What to do: Transcribe all of the material exactly, except for its pictures.

-- start Supplied data --

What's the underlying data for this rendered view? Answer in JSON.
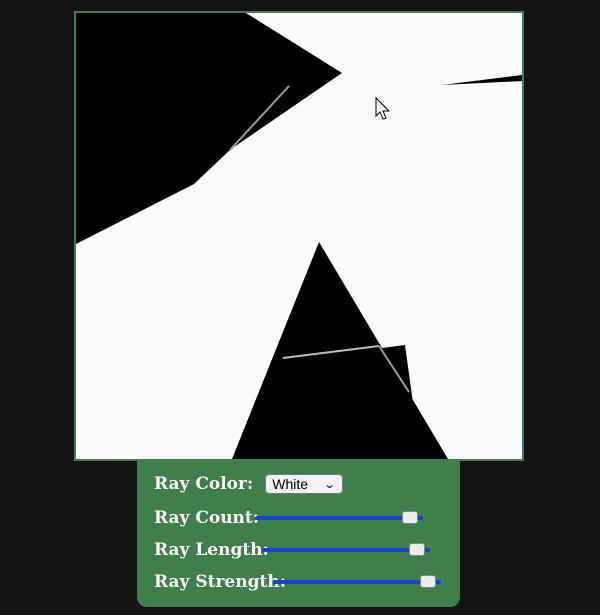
{
  "controls": {
    "ray_color": {
      "label": "Ray Color:",
      "value": "White",
      "options": [
        "White"
      ]
    },
    "ray_count": {
      "label": "Ray Count:",
      "value_fraction": 0.97
    },
    "ray_length": {
      "label": "Ray Length:",
      "value_fraction": 0.97
    },
    "ray_strength": {
      "label": "Ray Strength:",
      "value_fraction": 0.97
    }
  },
  "icons": {
    "dropdown": "chevron-down-icon",
    "cursor": "mouse-pointer-icon"
  },
  "colors": {
    "page_bg": "#141215",
    "panel_bg": "#3f7f4c",
    "canvas_bg": "#fbfbfb",
    "obstacle": "#000000",
    "slider_track": "#1a3fd4"
  }
}
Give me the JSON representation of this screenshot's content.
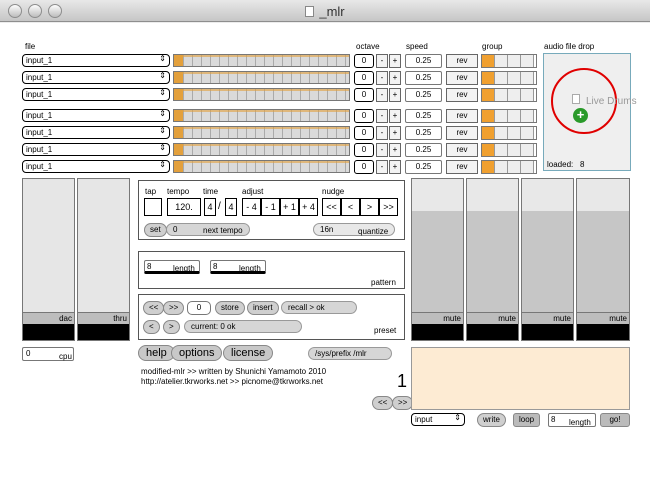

-- end Supplied data --

Task solution:
What's the underlying data for this rendered view? Answer in JSON.
{
  "controls": {
    "ray_color": {
      "label": "Ray Color:",
      "value": "White",
      "options": [
        "White"
      ]
    },
    "ray_count": {
      "label": "Ray Count:",
      "value_fraction": 0.97
    },
    "ray_length": {
      "label": "Ray Length:",
      "value_fraction": 0.97
    },
    "ray_strength": {
      "label": "Ray Strength:",
      "value_fraction": 0.97
    }
  },
  "icons": {
    "dropdown": "chevron-down-icon",
    "cursor": "mouse-pointer-icon"
  },
  "colors": {
    "page_bg": "#141215",
    "panel_bg": "#3f7f4c",
    "canvas_bg": "#fbfbfb",
    "obstacle": "#000000",
    "slider_track": "#1a3fd4"
  }
}
Give me the JSON representation of this screenshot's content.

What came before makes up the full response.